## Requirements
Collect every line in the records below that contains the word "Krankenhaus".

## Extracted records
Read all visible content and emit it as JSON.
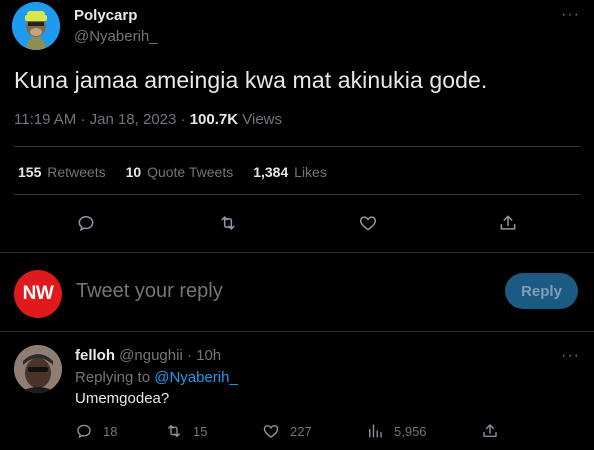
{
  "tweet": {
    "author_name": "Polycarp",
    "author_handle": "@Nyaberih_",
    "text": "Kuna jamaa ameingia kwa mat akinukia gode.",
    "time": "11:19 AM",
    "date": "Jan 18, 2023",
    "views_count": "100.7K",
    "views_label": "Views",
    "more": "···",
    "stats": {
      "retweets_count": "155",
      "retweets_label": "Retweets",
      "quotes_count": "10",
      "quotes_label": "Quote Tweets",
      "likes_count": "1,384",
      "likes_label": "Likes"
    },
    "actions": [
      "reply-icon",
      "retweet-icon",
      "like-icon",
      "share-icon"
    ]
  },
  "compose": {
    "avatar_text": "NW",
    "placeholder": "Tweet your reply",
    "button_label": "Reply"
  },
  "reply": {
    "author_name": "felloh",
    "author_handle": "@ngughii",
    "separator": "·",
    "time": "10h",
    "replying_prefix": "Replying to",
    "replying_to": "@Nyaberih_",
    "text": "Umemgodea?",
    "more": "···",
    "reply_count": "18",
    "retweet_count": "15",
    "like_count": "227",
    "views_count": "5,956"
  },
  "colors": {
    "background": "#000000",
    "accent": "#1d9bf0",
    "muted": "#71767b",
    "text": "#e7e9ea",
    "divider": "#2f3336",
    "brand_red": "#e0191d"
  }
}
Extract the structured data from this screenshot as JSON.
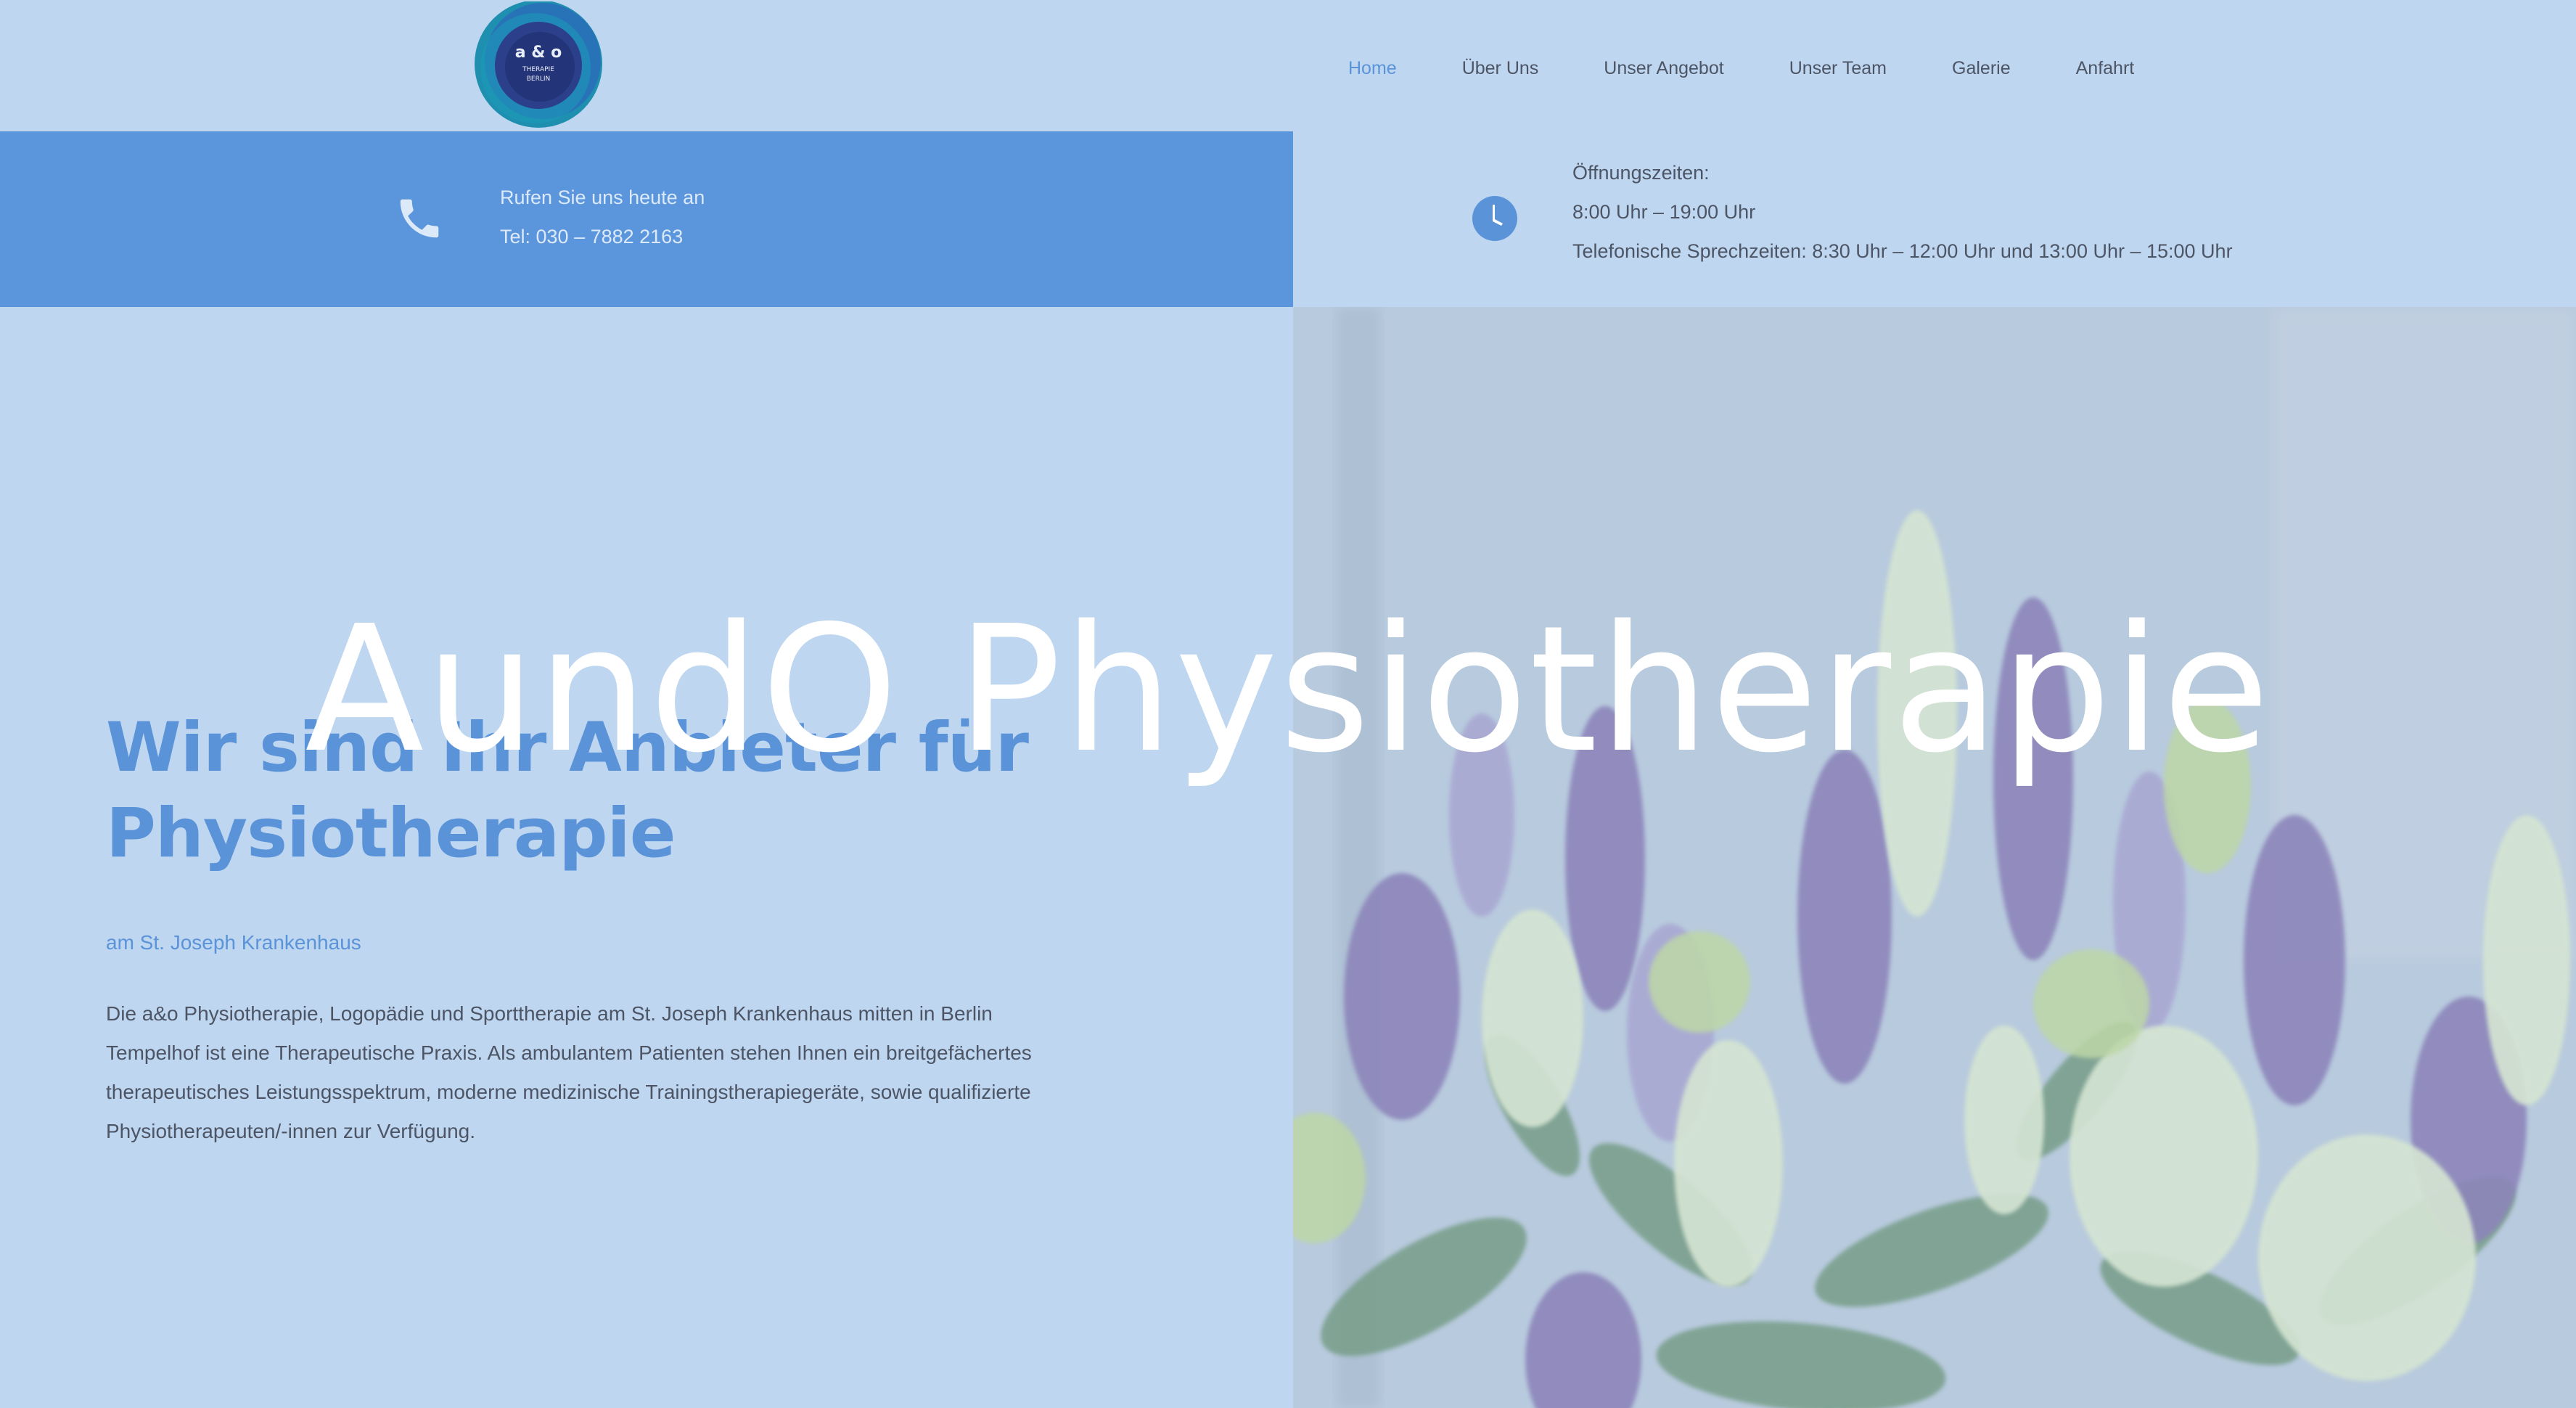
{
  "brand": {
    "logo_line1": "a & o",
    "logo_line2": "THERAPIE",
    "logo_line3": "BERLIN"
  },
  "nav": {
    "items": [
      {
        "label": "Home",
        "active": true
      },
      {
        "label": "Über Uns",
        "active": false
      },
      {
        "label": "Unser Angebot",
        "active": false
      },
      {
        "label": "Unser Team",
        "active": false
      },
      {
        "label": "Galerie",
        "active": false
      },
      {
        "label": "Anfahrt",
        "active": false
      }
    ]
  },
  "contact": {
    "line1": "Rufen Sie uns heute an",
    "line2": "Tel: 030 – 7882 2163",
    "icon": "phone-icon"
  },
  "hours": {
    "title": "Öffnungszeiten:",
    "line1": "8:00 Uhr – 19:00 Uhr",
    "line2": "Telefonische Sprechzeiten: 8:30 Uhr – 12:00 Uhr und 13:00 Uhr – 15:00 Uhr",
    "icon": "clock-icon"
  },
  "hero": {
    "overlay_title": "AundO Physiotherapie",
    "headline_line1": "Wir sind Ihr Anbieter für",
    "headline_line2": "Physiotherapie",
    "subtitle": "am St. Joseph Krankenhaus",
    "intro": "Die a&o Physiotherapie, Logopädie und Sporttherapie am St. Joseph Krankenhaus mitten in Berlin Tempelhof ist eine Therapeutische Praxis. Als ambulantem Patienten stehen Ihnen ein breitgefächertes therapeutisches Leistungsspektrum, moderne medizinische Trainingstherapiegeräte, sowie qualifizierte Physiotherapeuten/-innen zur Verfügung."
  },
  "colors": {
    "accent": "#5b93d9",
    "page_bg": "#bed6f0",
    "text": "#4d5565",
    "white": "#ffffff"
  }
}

...

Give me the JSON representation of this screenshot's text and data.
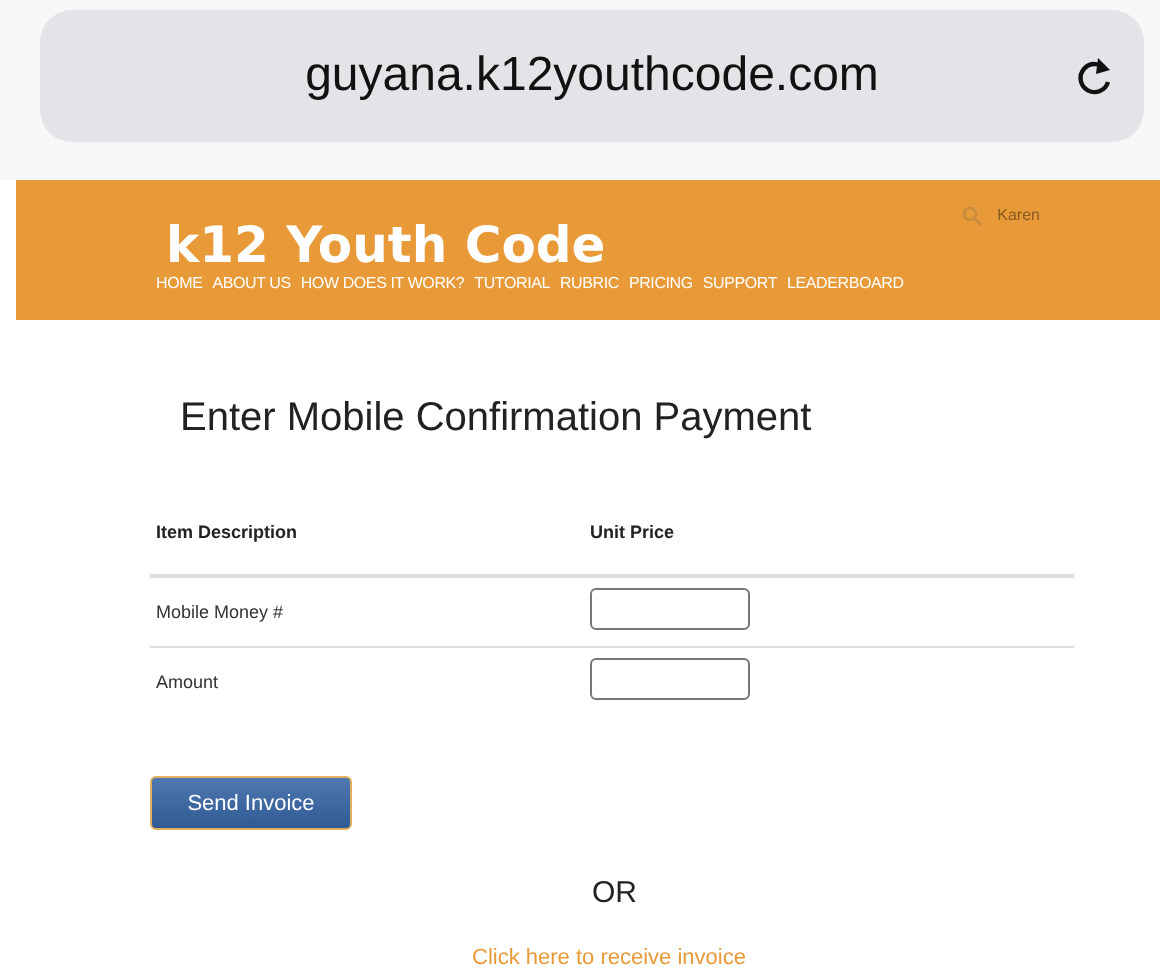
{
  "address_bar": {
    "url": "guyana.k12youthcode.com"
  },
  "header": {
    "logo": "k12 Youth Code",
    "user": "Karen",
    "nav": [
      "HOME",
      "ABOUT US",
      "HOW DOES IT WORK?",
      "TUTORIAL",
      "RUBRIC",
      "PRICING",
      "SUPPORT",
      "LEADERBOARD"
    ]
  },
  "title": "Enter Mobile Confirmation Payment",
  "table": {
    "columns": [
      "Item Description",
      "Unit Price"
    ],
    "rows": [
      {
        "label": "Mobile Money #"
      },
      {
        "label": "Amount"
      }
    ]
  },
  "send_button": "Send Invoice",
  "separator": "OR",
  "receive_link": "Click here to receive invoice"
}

## Output of the task
    "subtitle": "am St. Joseph Krankenhaus",
    "intro": "Die a&o Physiotherapie, Logopädie und Sporttherapie am St. Joseph Krankenhaus mitten in Berlin Tempelhof ist eine Therapeutische Praxis. Als ambulantem Patienten stehen Ihnen ein breitgefächertes therapeutisches Leistungsspektrum, moderne medizinische Trainingstherapiegeräte, sowie qualifizierte Physiotherapeuten/-innen zur Verfügung."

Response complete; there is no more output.